## Aim:
Find every line in the records below that holds the word "content", and copy it out.

+ + + + + + +

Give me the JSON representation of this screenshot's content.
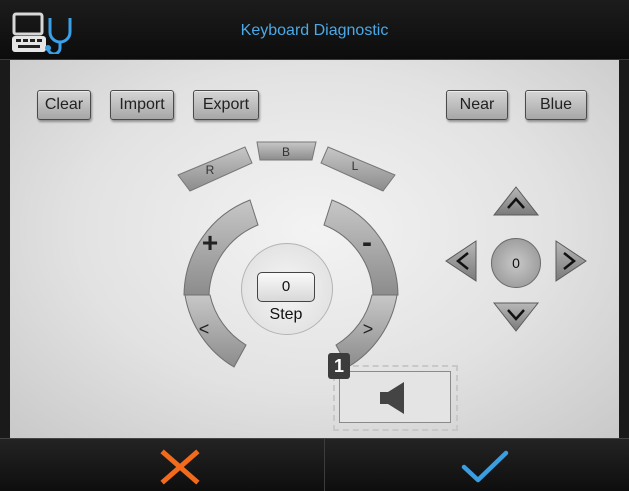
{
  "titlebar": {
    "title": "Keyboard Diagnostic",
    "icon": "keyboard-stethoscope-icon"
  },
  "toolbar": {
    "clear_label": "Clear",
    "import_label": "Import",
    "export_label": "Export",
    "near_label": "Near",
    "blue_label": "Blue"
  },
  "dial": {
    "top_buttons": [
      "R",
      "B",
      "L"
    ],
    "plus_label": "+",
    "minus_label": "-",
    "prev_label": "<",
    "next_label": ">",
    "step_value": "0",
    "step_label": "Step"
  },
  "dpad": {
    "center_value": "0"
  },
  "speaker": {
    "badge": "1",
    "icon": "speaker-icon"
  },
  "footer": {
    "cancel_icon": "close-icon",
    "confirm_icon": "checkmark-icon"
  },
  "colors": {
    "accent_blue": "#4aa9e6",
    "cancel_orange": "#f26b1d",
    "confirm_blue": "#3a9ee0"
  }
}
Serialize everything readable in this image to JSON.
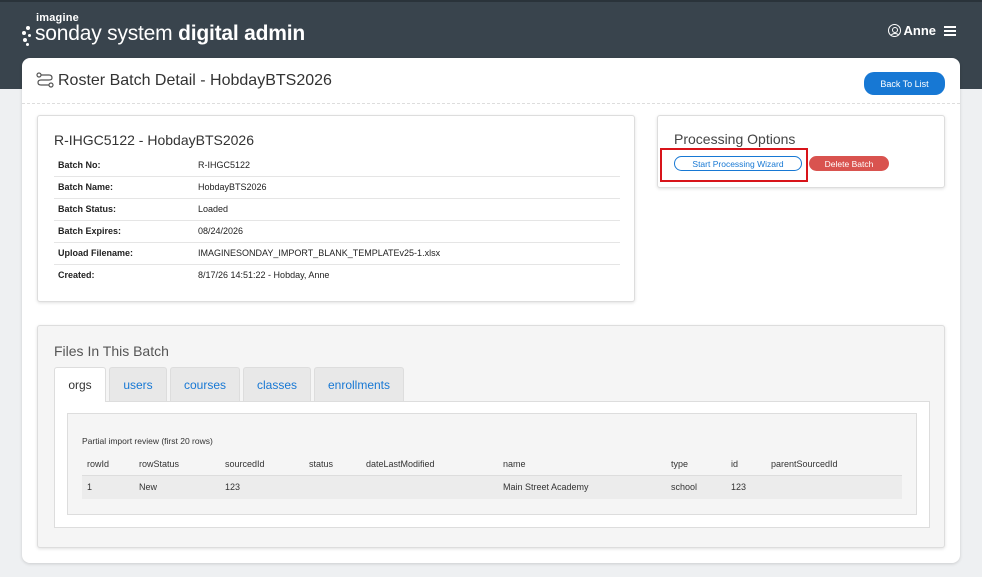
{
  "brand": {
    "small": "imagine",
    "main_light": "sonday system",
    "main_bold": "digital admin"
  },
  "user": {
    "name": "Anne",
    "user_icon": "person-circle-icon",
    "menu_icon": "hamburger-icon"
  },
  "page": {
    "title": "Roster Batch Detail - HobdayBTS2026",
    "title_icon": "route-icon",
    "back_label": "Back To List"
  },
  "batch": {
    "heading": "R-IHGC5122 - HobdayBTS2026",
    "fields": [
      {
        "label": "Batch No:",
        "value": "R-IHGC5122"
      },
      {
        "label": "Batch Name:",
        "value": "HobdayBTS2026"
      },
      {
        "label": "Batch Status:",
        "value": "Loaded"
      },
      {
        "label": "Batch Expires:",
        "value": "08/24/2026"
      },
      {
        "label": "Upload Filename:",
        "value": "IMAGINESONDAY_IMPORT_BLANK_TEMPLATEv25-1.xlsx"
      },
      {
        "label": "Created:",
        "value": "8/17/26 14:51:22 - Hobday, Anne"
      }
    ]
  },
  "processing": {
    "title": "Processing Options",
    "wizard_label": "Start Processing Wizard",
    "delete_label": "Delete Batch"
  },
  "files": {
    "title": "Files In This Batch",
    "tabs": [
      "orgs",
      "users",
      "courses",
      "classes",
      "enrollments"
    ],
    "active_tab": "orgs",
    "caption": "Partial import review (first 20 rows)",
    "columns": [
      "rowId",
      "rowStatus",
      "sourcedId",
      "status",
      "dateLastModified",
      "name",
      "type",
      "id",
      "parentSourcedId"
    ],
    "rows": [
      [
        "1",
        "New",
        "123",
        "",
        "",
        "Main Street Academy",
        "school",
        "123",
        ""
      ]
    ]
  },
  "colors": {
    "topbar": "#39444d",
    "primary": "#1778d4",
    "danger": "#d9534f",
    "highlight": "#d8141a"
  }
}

+ + + + + + +

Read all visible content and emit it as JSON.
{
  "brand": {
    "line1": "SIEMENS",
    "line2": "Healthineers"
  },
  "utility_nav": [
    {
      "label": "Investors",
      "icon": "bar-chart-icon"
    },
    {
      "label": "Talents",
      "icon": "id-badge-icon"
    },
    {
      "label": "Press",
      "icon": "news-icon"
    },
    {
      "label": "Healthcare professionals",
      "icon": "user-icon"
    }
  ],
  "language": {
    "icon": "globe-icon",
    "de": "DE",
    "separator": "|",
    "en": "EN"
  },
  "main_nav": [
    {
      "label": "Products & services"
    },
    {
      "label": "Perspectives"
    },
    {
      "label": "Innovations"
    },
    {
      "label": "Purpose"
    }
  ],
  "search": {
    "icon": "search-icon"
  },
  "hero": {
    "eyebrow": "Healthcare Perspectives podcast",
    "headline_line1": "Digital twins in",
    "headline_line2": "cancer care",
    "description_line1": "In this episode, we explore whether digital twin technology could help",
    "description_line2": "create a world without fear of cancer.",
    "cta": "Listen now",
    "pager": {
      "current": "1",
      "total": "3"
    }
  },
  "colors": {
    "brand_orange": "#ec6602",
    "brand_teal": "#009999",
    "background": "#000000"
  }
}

+ + + + + + +

## Solution to this problem:
Give me the JSON representation of this screenshot's content.
Read all visible content and emit it as JSON.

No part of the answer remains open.